*** EXCERPTED TEXT ***

A SECRET SISTERHOOD: The Literary Friendships of Jane Austen, Charlotte Brontë, George Eliot, and Virginia Woolf by Emily Midorikawa and Emma Claire Sweeney (Biography)
Male literary friendships are the stuff of legend; think Byron and Shelley, Fitzgerald and Hemingway. But the world’s best-loved female authors are usually mythologized as solitary eccentrics or isolated geniuses. Emily Midorikawa and Emma Claire Sweeney prove this wrong, thanks to their discovery of a wealth of surprising collaborations: the friendship between Jane Austen and one of the family servants, playwright Anne Sharp; the daring feminist author Mary Taylor, who shaped the work of Charlotte Brontë; the transatlantic friendship of the seemingly aloof George Eliot and Harriet Beecher Stowe; and Virginia Woolf and Katherine Mansfield, most often portrayed as bitter foes, but who, in fact, enjoyed a complex friendship fired by an underlying erotic charge.
Houghton Mifflin Harcourt | 9780544883734
SEVEN DAYS OF US by Francesca Hornak (Fiction)
It’s Christmas, and for the first time in years the entire Birch family will be under one roof. Even Emma and Andrew’s elder daughter will be joining them at Weyfield Hall, their aging country estate. Having just returned from treating an epidemic abroad, Olivia, a doctor, has been told she must stay in quarantine for a week…and so too should her family. For the next seven days, the Birches are locked down, cut off from the rest of humanity and forced into each other’s orbits. In close proximity, not much can stay hidden for long, and as revelations and long-held tensions come to light, nothing is more shocking than the unexpected guest who’s about to arrive.
Berkley | 9780451488756
SMILE by Roddy Doyle (Fiction)
While at Donnelly’s for his usual pint, Victor Forde is approached by a man in shorts and a pink shirt. He seems to know Victor’s name and to remember him from secondary school. His name is Fitzpatrick. Victor dislikes him on sight, and also dislikes the memories that Fitzpatrick stirs up of five years being taught by the Christian Brothers. He prompts other memories --- of Rachel, his beautiful wife who became a celebrity, and of Victor’s own small claim to fame, as the man who would say the unsayable on the radio. But it’s the memories of school, and of one particular brother, that Victor cannot control and that eventually threaten to destroy his sanity.
Viking | 9780735224445
START WITHOUT ME by Joshua Max Feldman (Fiction)

*** RECORD EXTRACTS ***

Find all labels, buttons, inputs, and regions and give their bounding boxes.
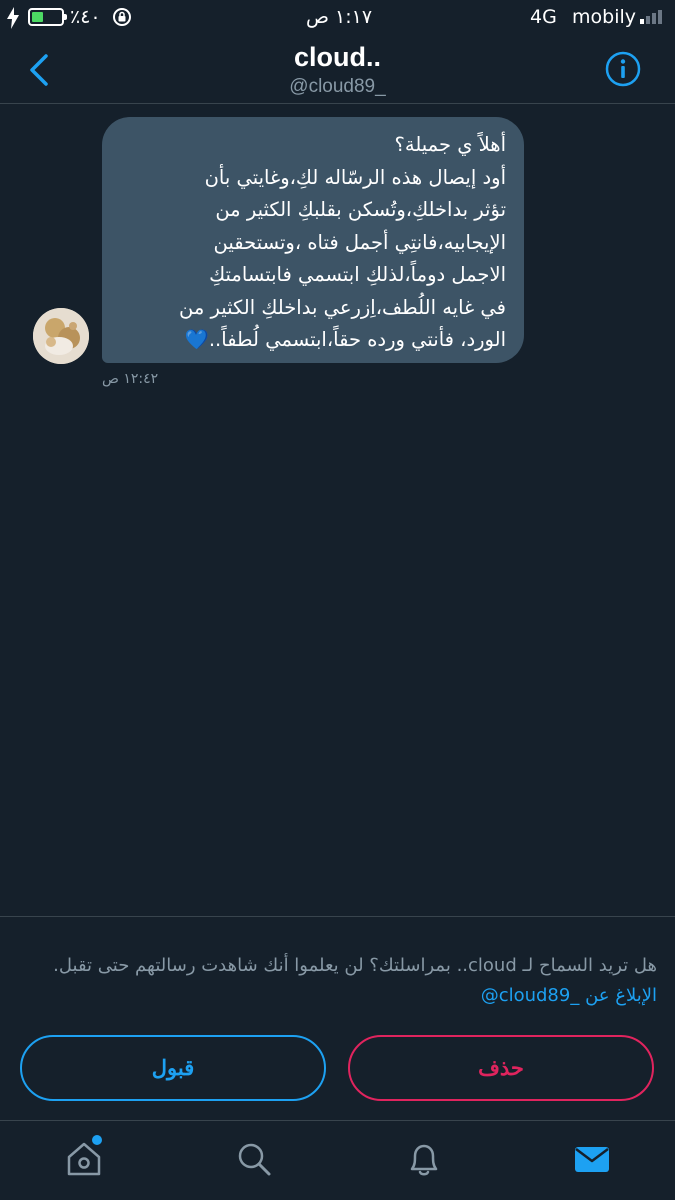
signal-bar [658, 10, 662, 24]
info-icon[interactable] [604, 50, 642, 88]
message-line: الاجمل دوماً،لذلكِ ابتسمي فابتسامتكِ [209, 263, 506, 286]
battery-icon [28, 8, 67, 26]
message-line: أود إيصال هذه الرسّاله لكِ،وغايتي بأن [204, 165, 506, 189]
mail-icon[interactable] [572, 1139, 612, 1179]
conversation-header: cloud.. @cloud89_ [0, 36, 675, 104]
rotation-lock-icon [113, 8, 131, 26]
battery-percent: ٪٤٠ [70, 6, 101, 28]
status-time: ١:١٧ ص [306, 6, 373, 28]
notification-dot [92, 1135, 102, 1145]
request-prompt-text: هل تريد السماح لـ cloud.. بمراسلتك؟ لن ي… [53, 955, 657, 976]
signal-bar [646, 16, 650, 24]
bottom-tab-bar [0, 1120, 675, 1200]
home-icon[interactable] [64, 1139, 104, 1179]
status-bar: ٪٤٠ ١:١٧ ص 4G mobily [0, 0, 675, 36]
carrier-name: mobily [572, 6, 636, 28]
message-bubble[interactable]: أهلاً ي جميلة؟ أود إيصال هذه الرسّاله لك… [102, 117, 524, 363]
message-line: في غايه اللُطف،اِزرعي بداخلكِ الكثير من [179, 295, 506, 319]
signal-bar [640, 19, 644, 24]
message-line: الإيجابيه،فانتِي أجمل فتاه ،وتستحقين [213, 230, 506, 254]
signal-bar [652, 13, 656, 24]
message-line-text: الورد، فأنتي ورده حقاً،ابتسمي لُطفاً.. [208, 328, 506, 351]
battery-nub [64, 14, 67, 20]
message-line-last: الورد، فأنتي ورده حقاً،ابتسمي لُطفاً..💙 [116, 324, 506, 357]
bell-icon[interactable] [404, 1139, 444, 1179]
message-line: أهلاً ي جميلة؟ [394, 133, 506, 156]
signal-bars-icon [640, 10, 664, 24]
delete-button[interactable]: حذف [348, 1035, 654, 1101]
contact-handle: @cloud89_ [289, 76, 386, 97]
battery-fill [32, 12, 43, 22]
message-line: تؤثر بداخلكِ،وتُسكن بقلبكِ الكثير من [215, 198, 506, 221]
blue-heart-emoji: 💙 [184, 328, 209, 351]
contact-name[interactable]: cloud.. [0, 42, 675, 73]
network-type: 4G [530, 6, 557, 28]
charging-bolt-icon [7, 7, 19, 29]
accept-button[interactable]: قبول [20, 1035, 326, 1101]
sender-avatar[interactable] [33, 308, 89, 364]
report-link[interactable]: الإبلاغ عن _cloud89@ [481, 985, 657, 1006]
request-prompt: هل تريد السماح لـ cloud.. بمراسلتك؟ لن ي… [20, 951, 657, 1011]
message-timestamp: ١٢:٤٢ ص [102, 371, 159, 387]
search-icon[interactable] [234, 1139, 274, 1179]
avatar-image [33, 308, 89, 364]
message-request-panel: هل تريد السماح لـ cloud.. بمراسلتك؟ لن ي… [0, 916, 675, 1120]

***
*** RECORD EXTRACTS ***

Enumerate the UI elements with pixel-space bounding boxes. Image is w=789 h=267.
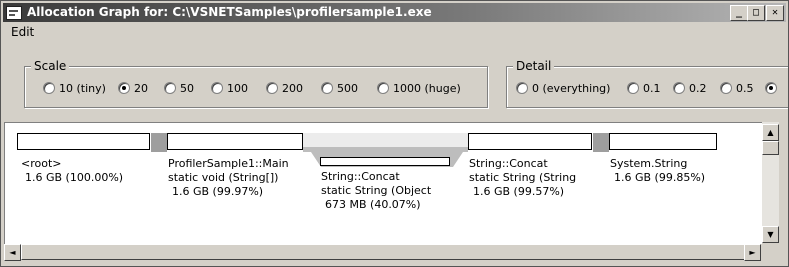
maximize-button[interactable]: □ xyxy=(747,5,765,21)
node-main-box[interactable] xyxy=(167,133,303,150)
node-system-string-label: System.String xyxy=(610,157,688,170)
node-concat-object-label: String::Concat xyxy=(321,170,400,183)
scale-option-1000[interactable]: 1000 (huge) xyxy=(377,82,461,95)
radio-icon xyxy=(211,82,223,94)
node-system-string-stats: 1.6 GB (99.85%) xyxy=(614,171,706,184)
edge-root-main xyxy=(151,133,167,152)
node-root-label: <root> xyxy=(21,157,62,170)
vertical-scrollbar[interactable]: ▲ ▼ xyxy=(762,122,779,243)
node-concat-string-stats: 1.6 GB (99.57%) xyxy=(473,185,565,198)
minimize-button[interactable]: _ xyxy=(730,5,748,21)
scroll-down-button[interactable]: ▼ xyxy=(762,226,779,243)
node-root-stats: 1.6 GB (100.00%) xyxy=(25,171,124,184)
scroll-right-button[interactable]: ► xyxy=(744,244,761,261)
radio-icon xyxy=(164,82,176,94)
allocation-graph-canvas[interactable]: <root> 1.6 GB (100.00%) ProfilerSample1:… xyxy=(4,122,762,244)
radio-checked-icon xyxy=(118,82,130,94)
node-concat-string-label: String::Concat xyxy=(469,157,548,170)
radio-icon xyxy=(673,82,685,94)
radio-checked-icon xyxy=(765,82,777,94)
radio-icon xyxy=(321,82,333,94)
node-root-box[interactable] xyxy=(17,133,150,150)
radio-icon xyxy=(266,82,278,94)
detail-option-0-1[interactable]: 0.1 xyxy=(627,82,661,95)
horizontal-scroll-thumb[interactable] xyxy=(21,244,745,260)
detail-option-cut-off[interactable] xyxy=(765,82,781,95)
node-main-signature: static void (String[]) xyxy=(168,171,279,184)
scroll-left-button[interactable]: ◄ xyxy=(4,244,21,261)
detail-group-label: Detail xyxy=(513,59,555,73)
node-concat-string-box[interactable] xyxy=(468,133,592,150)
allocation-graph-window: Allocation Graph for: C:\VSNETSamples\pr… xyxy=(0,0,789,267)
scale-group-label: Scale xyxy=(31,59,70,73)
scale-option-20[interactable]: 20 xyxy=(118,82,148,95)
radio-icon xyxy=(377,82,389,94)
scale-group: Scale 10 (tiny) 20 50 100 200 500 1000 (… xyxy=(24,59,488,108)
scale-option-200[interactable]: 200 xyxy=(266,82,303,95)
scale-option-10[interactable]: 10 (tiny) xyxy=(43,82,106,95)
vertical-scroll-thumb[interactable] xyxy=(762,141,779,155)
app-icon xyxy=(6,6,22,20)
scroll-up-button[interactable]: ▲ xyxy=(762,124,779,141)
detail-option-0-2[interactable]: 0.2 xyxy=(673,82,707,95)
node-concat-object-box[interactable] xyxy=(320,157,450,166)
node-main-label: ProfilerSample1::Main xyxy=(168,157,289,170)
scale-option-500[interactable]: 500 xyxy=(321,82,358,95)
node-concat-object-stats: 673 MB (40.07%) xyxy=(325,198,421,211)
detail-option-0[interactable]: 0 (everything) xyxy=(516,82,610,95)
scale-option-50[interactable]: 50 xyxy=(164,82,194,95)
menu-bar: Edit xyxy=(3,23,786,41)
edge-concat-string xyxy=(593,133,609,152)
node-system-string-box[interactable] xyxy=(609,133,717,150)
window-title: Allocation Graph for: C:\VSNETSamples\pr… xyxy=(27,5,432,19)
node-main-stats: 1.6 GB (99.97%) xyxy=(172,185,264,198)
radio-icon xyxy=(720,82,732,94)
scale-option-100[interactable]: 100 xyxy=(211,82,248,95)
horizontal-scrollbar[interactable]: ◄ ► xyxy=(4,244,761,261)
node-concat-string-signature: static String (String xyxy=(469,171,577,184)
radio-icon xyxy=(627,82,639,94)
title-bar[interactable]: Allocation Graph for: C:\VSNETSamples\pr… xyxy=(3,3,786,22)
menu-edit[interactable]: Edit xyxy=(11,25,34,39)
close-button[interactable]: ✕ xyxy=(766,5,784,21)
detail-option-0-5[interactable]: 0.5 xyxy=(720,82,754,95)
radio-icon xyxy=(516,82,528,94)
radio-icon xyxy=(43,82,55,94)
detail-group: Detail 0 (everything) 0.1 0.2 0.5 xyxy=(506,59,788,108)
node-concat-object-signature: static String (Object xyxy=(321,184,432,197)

***
*** RECORD EXTRACTS ***

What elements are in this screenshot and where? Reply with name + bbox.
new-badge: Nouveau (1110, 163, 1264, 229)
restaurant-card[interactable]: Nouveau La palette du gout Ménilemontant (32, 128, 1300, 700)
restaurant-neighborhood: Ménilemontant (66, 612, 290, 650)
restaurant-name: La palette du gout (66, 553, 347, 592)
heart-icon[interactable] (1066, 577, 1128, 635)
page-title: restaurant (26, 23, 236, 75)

***

• SET PROBLEM: Carry the book listings forward from the last line shown, in the same format.

• ANSWER FOR THE TASK:
Adam is a former musician and recovering alcoholic who is home for Thanksgiving for the first time in many years. He can’t shake the feeling that no matter how hard he tries, he’ll always be the one who can’t get it right. Marissa is a flight attendant whose marriage is strained by simmering tensions over race, class and ambition. Heading to her in-laws for their picture-perfect holiday family dinner, her anxiety is intensified by the knowledge she is pregnant from an impulsive one-night-stand. In an airport restaurant on Thanksgiving morning, Adam and Marissa meet. Over the course of this day, these two strangers will form an unlikely bond as they reckon with their family ties, their pasts, and the choices that will determine their way forward.
William Morrow | 9780062668721
UNCOMMON TYPE: Some Stories by Tom Hanks (Fiction/Short Stories)
A gentle Eastern European immigrant arrives in New York City after his family and his life have been torn apart by his country's civil war. A man who loves to bowl rolls a perfect game --- and then another and then another and then many more in a row until he winds up ESPN's newest celebrity, and he must decide if the combination of perfection and celebrity has ruined the thing he loves. An eccentric billionaire and his faithful executive assistant venture into America looking for acquisitions and discover a down-and-out motel, romance and a bit of real life. These are just some of the tales that Tom Hanks tells in this first collection of his short stories.
Knopf | 9781101946152
WHERE THE PAST BEGINS: A Writer's Memoir by Amy Tan (Memoir)
By delving into vivid memories of her traumatic childhood, confessions of self-doubt in her journals, and heartbreaking letters to and from her mother, Amy Tan gives evidence to all that made it both unlikely and inevitable that she would become a writer. She explores shocking truths uncovered by family memorabilia --- the real reason behind an IQ test she took at age six, why her parents lied about their education, mysteries surrounding her maternal grandmother --- and, for the first time publicly, writes about her complex relationship with her father, who died when she was 15.
Ecco | 9780062319296
THE WISDOM OF SUNDAYS: Life-Changing Insights from Super Soul Conversations by Oprah Winfrey (Self-Help/Spirituality)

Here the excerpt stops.